WRITTEN TASK >> Exactly reproduce each line of the listing that follows.

Dataset entries:
= = =

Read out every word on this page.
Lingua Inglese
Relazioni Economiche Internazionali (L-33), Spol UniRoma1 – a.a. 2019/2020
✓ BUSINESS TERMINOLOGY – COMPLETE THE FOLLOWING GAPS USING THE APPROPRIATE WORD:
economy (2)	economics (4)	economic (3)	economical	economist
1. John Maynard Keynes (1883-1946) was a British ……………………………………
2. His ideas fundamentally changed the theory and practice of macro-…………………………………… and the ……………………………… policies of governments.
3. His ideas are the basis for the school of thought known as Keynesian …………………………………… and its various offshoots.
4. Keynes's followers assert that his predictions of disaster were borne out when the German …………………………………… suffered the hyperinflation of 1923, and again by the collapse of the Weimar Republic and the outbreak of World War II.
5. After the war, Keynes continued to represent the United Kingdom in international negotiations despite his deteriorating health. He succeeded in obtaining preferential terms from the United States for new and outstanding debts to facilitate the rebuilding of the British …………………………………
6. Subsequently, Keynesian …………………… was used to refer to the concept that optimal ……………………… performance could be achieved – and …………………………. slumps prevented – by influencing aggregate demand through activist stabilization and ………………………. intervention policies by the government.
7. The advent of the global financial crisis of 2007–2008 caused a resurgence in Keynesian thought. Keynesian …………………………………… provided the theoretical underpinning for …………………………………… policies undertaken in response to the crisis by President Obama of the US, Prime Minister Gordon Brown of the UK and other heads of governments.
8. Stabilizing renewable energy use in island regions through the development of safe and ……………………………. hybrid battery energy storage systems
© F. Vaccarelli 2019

= = =

ANSWER IN FULL >>
Read out every word on this page.
Lingua Inglese
Relazioni Economiche Internazionali (L-33), Spol UniRoma1 – a.a. 2019/2020
✓ BUSINESS TERMINOLOGY – COMPLETE THE FOLLOWING GAPS USING THE APPROPRIATE WORD:
economy (2)	economics (4)	economic (3)	economical	economist
1. John Maynard Keynes (1883-1946) was a British ……………………………………
2. His ideas fundamentally changed the theory and practice of macro-…………………………………… and the ……………………………… policies of governments.
3. His ideas are the basis for the school of thought known as Keynesian …………………………………… and its various offshoots.
4. Keynes's followers assert that his predictions of disaster were borne out when the German …………………………………… suffered the hyperinflation of 1923, and again by the collapse of the Weimar Republic and the outbreak of World War II.
5. After the war, Keynes continued to represent the United Kingdom in international negotiations despite his deteriorating health. He succeeded in obtaining preferential terms from the United States for new and outstanding debts to facilitate the rebuilding of the British …………………………………
6. Subsequently, Keynesian …………………… was used to refer to the concept that optimal ……………………… performance could be achieved – and …………………………. slumps prevented – by influencing aggregate demand through activist stabilization and ………………………. intervention policies by the government.
7. The advent of the global financial crisis of 2007–2008 caused a resurgence in Keynesian thought. Keynesian …………………………………… provided the theoretical underpinning for …………………………………… policies undertaken in response to the crisis by President Obama of the US, Prime Minister Gordon Brown of the UK and other heads of governments.
8. Stabilizing renewable energy use in island regions through the development of safe and ……………………………. hybrid battery energy storage systems
© F. Vaccarelli 2019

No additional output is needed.